**Task instructions:** Check each line of the material below for the string "проверки", then report how many lines have it, and nothing else.

**Exercise data:**
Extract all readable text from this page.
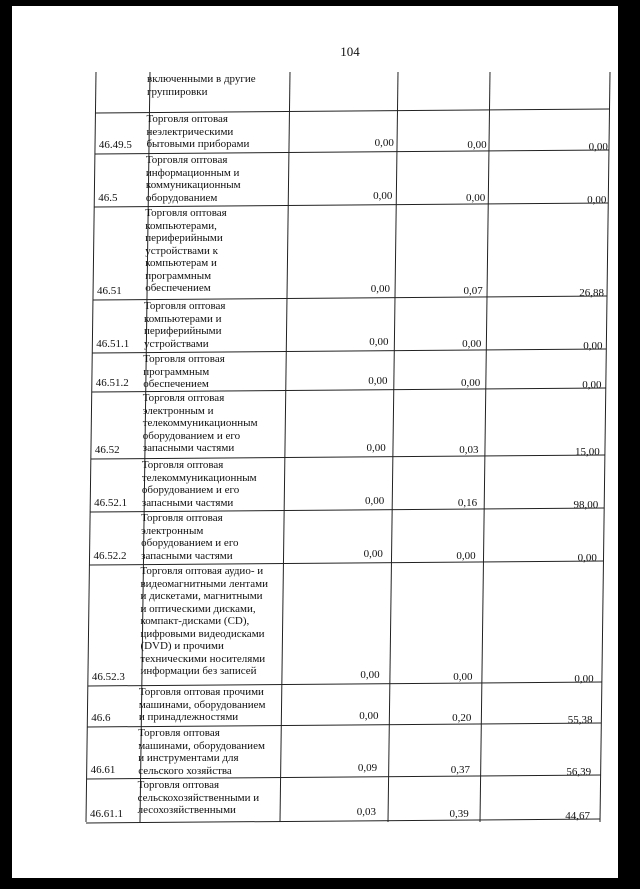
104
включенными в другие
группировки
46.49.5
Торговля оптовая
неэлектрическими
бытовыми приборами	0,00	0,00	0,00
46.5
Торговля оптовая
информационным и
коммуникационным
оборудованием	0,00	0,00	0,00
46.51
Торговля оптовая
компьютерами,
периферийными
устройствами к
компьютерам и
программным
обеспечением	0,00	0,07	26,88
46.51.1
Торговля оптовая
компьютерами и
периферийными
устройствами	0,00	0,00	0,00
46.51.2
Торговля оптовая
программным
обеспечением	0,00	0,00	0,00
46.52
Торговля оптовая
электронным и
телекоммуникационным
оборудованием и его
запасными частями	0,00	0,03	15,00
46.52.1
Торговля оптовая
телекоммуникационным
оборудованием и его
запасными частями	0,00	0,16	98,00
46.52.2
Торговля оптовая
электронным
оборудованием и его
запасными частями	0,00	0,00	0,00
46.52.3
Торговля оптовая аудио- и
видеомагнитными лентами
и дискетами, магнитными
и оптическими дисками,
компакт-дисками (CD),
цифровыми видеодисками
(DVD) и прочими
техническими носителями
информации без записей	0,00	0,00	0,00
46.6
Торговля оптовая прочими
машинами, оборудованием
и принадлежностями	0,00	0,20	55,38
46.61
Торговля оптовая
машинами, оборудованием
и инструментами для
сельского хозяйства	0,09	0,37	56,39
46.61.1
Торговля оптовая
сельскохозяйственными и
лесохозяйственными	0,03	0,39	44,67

--

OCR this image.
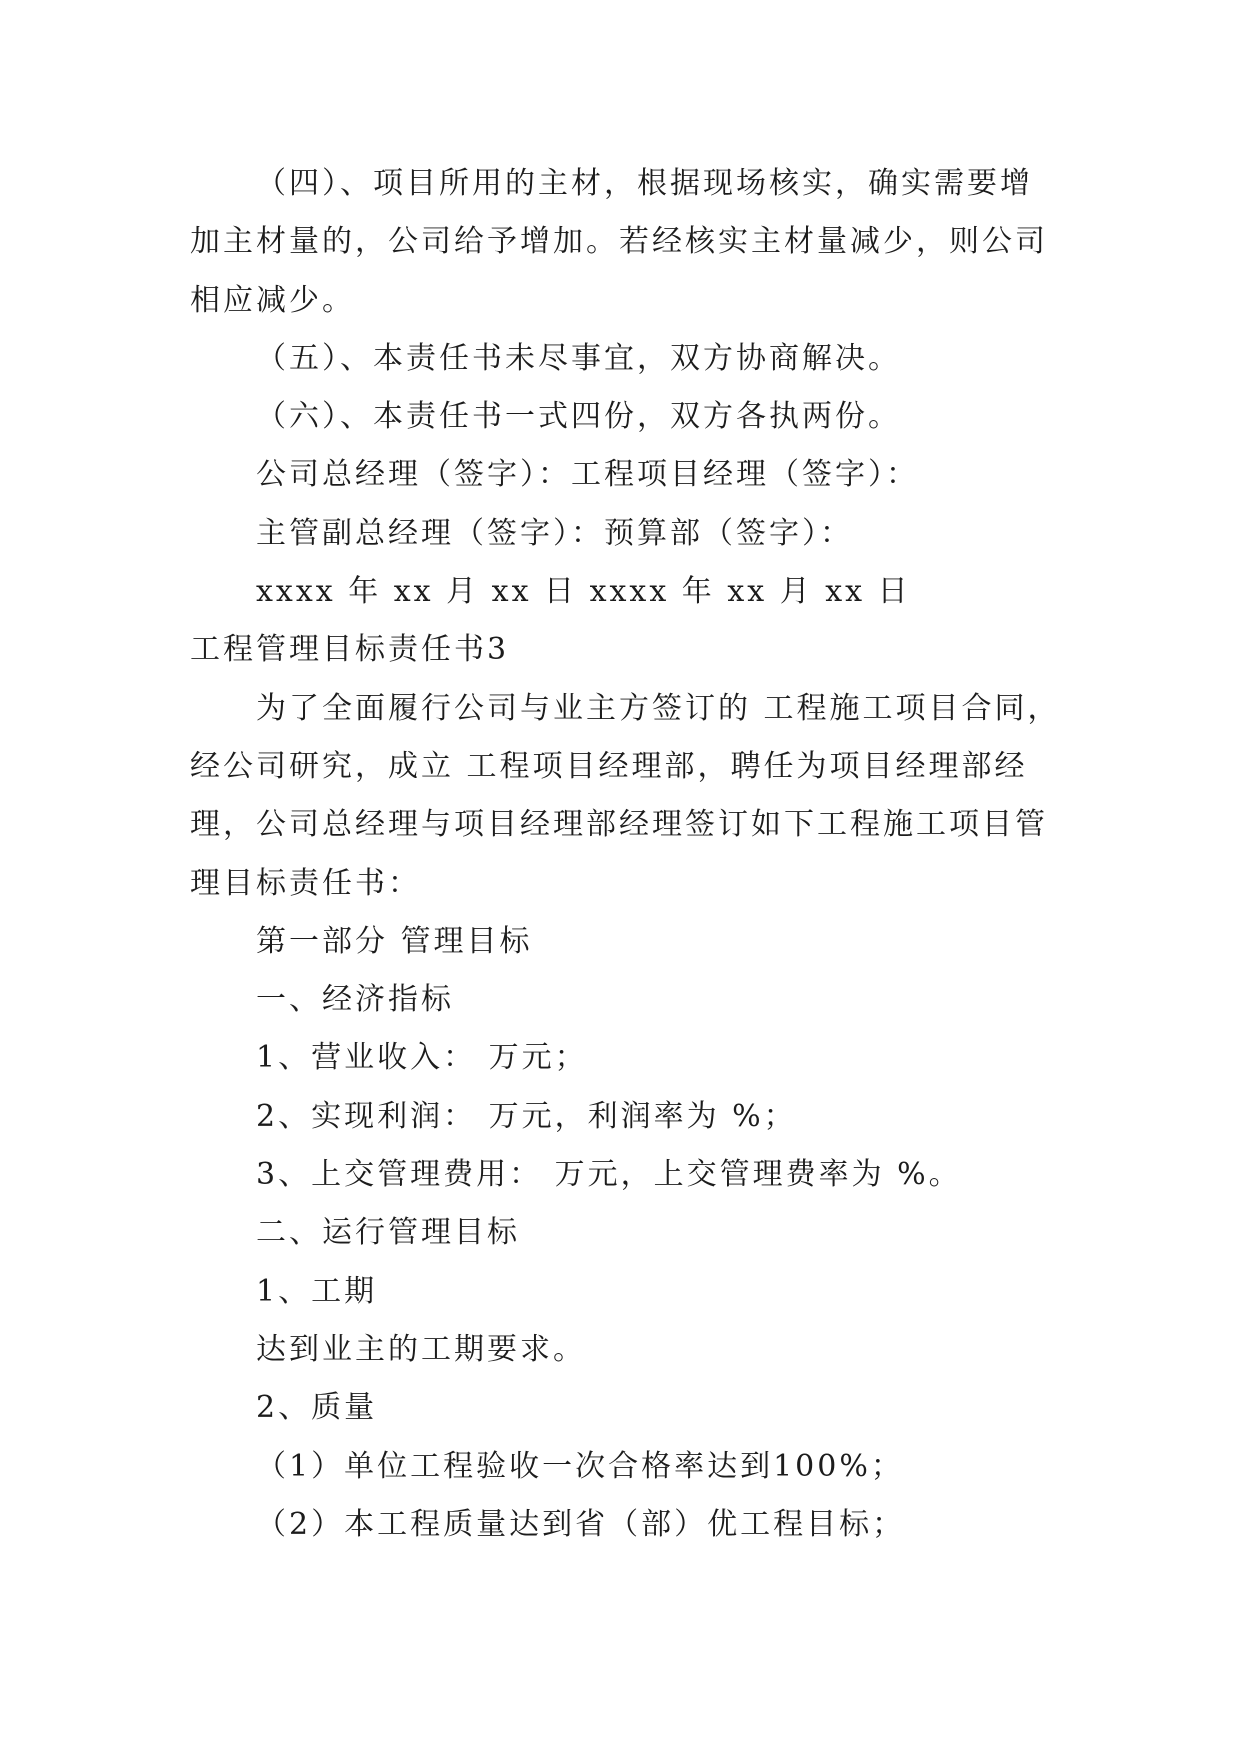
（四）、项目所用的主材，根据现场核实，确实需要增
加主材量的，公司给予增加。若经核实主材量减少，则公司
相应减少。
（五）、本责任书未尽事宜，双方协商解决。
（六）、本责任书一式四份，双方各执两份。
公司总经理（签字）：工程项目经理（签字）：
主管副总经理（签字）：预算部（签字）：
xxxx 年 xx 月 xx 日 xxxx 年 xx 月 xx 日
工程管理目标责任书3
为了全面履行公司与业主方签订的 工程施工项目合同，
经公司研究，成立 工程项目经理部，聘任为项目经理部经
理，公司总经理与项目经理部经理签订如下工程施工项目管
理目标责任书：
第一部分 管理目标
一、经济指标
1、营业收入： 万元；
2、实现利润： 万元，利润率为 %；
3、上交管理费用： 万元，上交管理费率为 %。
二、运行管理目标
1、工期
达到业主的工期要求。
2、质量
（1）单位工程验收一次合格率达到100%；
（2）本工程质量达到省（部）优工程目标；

* * *

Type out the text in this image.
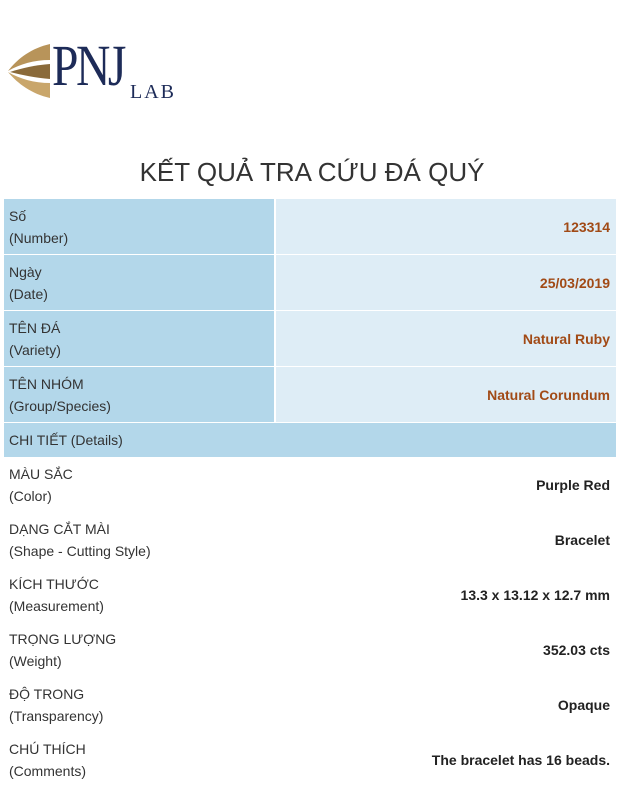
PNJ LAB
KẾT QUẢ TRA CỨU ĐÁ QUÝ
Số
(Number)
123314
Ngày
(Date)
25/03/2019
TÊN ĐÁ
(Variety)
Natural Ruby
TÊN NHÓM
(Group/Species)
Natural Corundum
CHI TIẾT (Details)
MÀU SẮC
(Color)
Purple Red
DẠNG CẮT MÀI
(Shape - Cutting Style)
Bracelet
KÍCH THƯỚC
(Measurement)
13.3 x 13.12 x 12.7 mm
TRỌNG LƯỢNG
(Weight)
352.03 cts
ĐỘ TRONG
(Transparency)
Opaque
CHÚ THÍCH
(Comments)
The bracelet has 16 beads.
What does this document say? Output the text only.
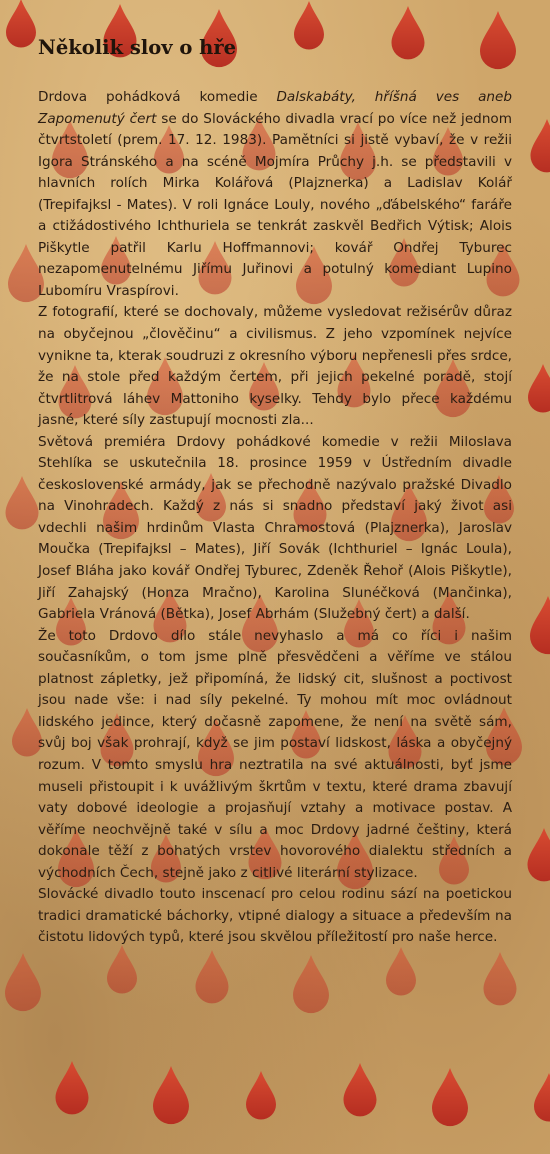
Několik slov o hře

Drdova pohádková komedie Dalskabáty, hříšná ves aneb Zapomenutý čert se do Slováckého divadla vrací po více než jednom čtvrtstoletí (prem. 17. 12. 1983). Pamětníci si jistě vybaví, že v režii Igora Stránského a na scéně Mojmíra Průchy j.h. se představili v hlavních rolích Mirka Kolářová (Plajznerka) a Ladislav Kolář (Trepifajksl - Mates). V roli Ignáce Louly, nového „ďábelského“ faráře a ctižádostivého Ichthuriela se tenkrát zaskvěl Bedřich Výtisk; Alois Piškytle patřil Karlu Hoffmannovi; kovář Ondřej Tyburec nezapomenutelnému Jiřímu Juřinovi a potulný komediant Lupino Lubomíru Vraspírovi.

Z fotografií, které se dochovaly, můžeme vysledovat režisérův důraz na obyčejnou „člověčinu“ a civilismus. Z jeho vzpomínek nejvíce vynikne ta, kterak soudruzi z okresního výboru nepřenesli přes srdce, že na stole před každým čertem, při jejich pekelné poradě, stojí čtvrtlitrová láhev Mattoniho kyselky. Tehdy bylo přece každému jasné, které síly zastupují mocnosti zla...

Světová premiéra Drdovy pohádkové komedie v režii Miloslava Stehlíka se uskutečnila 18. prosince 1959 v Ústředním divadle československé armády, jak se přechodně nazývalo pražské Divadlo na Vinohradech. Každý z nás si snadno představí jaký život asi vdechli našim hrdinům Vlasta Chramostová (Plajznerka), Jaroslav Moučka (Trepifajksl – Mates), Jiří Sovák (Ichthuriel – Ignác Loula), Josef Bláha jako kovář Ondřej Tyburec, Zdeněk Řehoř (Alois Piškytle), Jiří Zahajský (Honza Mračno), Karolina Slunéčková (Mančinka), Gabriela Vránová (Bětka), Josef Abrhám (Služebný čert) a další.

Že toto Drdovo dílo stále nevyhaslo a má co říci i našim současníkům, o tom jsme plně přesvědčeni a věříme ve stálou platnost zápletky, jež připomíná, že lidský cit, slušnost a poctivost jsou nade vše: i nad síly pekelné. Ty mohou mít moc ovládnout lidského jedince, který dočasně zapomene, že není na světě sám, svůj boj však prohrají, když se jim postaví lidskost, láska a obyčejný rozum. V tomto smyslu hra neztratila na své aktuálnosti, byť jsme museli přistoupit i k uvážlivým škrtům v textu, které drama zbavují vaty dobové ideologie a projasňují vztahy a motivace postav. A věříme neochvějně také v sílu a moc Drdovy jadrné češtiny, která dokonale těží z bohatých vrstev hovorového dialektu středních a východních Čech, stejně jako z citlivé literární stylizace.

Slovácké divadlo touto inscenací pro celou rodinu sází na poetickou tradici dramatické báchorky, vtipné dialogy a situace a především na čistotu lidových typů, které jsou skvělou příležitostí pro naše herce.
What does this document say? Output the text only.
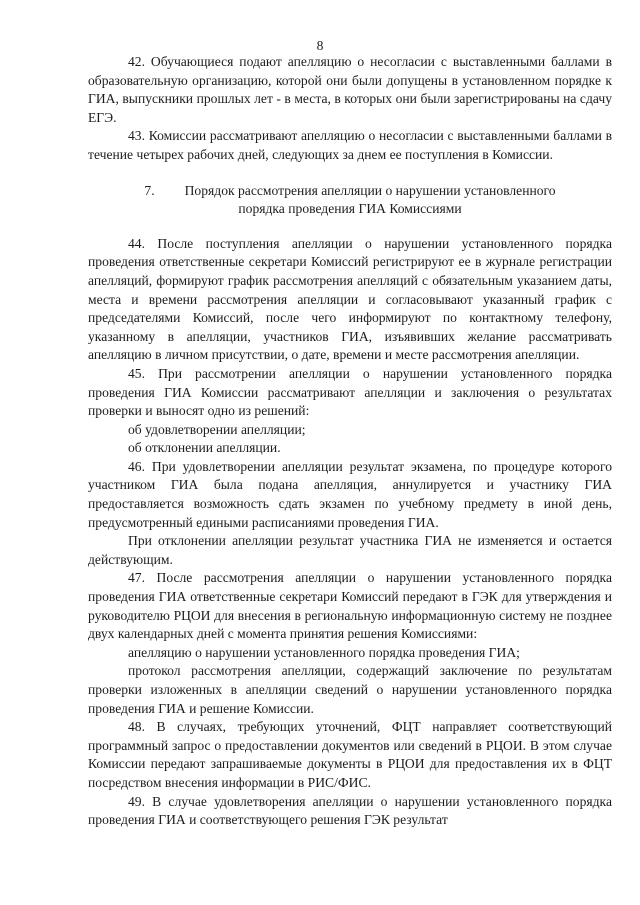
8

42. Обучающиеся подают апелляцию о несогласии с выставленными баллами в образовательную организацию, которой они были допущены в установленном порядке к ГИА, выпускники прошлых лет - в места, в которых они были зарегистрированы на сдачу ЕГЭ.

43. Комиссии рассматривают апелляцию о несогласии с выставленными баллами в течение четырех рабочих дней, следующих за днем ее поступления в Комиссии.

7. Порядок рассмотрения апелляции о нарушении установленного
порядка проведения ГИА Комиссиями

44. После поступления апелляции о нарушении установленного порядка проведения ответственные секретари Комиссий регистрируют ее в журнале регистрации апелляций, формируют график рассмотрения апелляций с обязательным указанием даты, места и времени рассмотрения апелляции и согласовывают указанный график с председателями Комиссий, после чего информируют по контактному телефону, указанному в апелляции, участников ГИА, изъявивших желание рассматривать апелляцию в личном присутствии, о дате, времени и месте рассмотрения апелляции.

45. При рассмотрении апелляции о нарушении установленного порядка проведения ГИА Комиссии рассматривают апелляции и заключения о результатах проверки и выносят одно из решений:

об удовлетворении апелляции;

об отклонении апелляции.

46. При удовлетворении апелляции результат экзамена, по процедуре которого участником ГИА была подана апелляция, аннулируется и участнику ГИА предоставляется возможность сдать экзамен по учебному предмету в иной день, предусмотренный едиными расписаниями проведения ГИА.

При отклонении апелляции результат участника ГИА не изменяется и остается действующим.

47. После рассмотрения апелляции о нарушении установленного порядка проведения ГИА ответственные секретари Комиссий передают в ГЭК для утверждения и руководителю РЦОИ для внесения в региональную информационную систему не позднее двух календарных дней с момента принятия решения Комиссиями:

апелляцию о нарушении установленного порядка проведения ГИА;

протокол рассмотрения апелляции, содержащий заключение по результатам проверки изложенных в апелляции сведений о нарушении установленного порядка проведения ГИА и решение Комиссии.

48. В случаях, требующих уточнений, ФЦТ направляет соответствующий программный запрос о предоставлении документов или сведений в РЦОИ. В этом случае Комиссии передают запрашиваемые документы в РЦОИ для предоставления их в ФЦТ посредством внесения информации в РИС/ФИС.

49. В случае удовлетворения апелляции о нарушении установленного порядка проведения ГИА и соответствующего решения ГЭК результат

**Result for this task:** 2